:: DO THIS ::
Convert each line of the data below into a row of a Markdown table with two columns, "Row" and "Line," omitting any blank lines.

:: DATA LISTING ::
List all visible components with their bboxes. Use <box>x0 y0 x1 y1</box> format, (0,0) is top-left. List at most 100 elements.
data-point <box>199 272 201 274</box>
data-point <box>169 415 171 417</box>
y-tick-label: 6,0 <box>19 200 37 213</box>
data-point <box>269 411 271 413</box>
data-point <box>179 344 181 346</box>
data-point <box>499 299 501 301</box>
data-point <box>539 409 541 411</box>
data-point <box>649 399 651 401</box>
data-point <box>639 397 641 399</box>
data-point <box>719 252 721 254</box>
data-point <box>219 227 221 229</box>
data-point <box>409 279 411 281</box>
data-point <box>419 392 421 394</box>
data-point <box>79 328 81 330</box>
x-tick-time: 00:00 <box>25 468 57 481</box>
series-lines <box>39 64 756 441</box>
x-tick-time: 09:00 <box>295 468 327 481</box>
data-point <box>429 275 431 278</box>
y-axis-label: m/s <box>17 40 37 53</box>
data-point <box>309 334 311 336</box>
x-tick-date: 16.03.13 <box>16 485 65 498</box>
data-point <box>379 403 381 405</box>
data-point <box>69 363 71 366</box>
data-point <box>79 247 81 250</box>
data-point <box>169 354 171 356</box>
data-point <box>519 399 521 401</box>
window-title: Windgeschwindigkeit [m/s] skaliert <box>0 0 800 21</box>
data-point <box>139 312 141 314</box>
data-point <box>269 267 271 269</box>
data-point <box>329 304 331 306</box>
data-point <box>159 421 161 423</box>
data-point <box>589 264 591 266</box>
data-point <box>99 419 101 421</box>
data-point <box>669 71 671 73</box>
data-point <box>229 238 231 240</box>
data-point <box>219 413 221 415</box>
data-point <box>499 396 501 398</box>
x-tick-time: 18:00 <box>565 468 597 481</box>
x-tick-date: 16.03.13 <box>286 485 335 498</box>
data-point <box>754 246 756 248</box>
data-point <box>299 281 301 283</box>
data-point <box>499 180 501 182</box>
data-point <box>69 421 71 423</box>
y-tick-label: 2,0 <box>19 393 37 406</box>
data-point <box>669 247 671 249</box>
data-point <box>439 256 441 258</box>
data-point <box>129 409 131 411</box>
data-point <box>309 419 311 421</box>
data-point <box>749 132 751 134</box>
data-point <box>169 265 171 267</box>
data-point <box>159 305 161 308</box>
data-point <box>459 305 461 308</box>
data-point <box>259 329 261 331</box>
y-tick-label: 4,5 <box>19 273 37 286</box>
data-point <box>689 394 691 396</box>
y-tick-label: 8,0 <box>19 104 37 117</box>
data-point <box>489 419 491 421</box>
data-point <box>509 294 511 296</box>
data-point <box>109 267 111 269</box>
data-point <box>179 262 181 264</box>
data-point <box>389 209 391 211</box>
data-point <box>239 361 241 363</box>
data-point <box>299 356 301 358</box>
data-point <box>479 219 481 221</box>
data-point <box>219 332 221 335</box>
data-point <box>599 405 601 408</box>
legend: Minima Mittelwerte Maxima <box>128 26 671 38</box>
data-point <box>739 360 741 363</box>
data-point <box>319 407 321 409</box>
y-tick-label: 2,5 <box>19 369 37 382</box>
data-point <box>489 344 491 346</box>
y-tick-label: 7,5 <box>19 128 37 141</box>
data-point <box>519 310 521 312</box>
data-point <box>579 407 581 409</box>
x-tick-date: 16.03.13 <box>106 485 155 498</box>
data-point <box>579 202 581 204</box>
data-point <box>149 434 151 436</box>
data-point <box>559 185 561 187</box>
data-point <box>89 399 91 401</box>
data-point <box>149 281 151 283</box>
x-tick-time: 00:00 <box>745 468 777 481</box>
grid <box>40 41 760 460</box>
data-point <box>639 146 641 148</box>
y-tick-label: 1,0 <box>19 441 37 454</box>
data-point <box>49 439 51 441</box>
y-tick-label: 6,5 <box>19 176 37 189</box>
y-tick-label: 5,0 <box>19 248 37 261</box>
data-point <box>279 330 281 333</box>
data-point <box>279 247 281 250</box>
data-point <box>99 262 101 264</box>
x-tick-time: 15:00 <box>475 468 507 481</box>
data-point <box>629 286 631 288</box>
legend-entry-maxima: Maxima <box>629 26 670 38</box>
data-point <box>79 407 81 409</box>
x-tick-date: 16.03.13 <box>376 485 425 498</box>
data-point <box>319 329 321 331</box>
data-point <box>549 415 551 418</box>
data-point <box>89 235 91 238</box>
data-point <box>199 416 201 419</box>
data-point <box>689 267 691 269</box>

:: FINAL ANSWER ::
| Row | Line |
|---|---|
| 1 | List all visible components with their bboxes. Use <box>x0 y0 x1 y1</box> format, (0,0) is top-left. List at most 100 elements. |
| 2 | data-point <box>199 272 201 274</box> |
| 3 | data-point <box>169 415 171 417</box> |
| 4 | y-tick-label: 6,0 <box>19 200 37 213</box> |
| 5 | data-point <box>269 411 271 413</box> |
| 6 | data-point <box>179 344 181 346</box> |
| 7 | data-point <box>499 299 501 301</box> |
| 8 | data-point <box>539 409 541 411</box> |
| 9 | data-point <box>649 399 651 401</box> |
| 10 | data-point <box>639 397 641 399</box> |
| 11 | data-point <box>719 252 721 254</box> |
| 12 | data-point <box>219 227 221 229</box> |
| 13 | data-point <box>409 279 411 281</box> |
| 14 | data-point <box>419 392 421 394</box> |
| 15 | data-point <box>79 328 81 330</box> |
| 16 | x-tick-time: 00:00 <box>25 468 57 481</box> |
| 17 | series-lines <box>39 64 756 441</box> |
| 18 | x-tick-time: 09:00 <box>295 468 327 481</box> |
| 19 | data-point <box>429 275 431 278</box> |
| 20 | y-axis-label: m/s <box>17 40 37 53</box> |
| 21 | data-point <box>309 334 311 336</box> |
| 22 | x-tick-date: 16.03.13 <box>16 485 65 498</box> |
| 23 | data-point <box>379 403 381 405</box> |
| 24 | data-point <box>69 363 71 366</box> |
| 25 | data-point <box>79 247 81 250</box> |
| 26 | data-point <box>169 354 171 356</box> |
| 27 | data-point <box>519 399 521 401</box> |
| 28 | window-title: Windgeschwindigkeit [m/s] skaliert <box>0 0 800 21</box> |
| 29 | data-point <box>139 312 141 314</box> |
| 30 | data-point <box>269 267 271 269</box> |
| 31 | data-point <box>329 304 331 306</box> |
| 32 | data-point <box>159 421 161 423</box> |
| 33 | data-point <box>589 264 591 266</box> |
| 34 | data-point <box>99 419 101 421</box> |
| 35 | data-point <box>669 71 671 73</box> |
| 36 | data-point <box>229 238 231 240</box> |
| 37 | data-point <box>219 413 221 415</box> |
| 38 | data-point <box>499 396 501 398</box> |
| 39 | x-tick-time: 18:00 <box>565 468 597 481</box> |
| 40 | x-tick-date: 16.03.13 <box>286 485 335 498</box> |
| 41 | data-point <box>754 246 756 248</box> |
| 42 | data-point <box>299 281 301 283</box> |
| 43 | data-point <box>499 180 501 182</box> |
| 44 | data-point <box>69 421 71 423</box> |
| 45 | y-tick-label: 2,0 <box>19 393 37 406</box> |
| 46 | data-point <box>669 247 671 249</box> |
| 47 | data-point <box>439 256 441 258</box> |
| 48 | data-point <box>129 409 131 411</box> |
| 49 | data-point <box>309 419 311 421</box> |
| 50 | data-point <box>749 132 751 134</box> |
| 51 | data-point <box>169 265 171 267</box> |
| 52 | data-point <box>159 305 161 308</box> |
| 53 | data-point <box>459 305 461 308</box> |
| 54 | data-point <box>259 329 261 331</box> |
| 55 | y-tick-label: 4,5 <box>19 273 37 286</box> |
| 56 | data-point <box>689 394 691 396</box> |
| 57 | y-tick-label: 8,0 <box>19 104 37 117</box> |
| 58 | data-point <box>489 419 491 421</box> |
| 59 | data-point <box>509 294 511 296</box> |
| 60 | data-point <box>109 267 111 269</box> |
| 61 | data-point <box>179 262 181 264</box> |
| 62 | data-point <box>389 209 391 211</box> |
| 63 | data-point <box>239 361 241 363</box> |
| 64 | data-point <box>299 356 301 358</box> |
| 65 | data-point <box>479 219 481 221</box> |
| 66 | data-point <box>219 332 221 335</box> |
| 67 | data-point <box>599 405 601 408</box> |
| 68 | legend: Minima Mittelwerte Maxima <box>128 26 671 38</box> |
| 69 | data-point <box>739 360 741 363</box> |
| 70 | data-point <box>319 407 321 409</box> |
| 71 | y-tick-label: 2,5 <box>19 369 37 382</box> |
| 72 | data-point <box>489 344 491 346</box> |
| 73 | y-tick-label: 7,5 <box>19 128 37 141</box> |
| 74 | data-point <box>519 310 521 312</box> |
| 75 | data-point <box>579 407 581 409</box> |
| 76 | x-tick-date: 16.03.13 <box>106 485 155 498</box> |
| 77 | data-point <box>579 202 581 204</box> |
| 78 | data-point <box>149 434 151 436</box> |
| 79 | data-point <box>559 185 561 187</box> |
| 80 | data-point <box>89 399 91 401</box> |
| 81 | data-point <box>149 281 151 283</box> |
| 82 | x-tick-time: 00:00 <box>745 468 777 481</box> |
| 83 | grid <box>40 41 760 460</box> |
| 84 | data-point <box>639 146 641 148</box> |
| 85 | y-tick-label: 1,0 <box>19 441 37 454</box> |
| 86 | data-point <box>49 439 51 441</box> |
| 87 | y-tick-label: 6,5 <box>19 176 37 189</box> |
| 88 | y-tick-label: 5,0 <box>19 248 37 261</box> |
| 89 | data-point <box>279 330 281 333</box> |
| 90 | data-point <box>279 247 281 250</box> |
| 91 | data-point <box>99 262 101 264</box> |
| 92 | x-tick-time: 15:00 <box>475 468 507 481</box> |
| 93 | data-point <box>629 286 631 288</box> |
| 94 | legend-entry-maxima: Maxima <box>629 26 670 38</box> |
| 95 | data-point <box>79 407 81 409</box> |
| 96 | x-tick-date: 16.03.13 <box>376 485 425 498</box> |
| 97 | data-point <box>319 329 321 331</box> |
| 98 | data-point <box>549 415 551 418</box> |
| 99 | data-point <box>89 235 91 238</box> |
| 100 | data-point <box>199 416 201 419</box> |
| 101 | data-point <box>689 267 691 269</box> |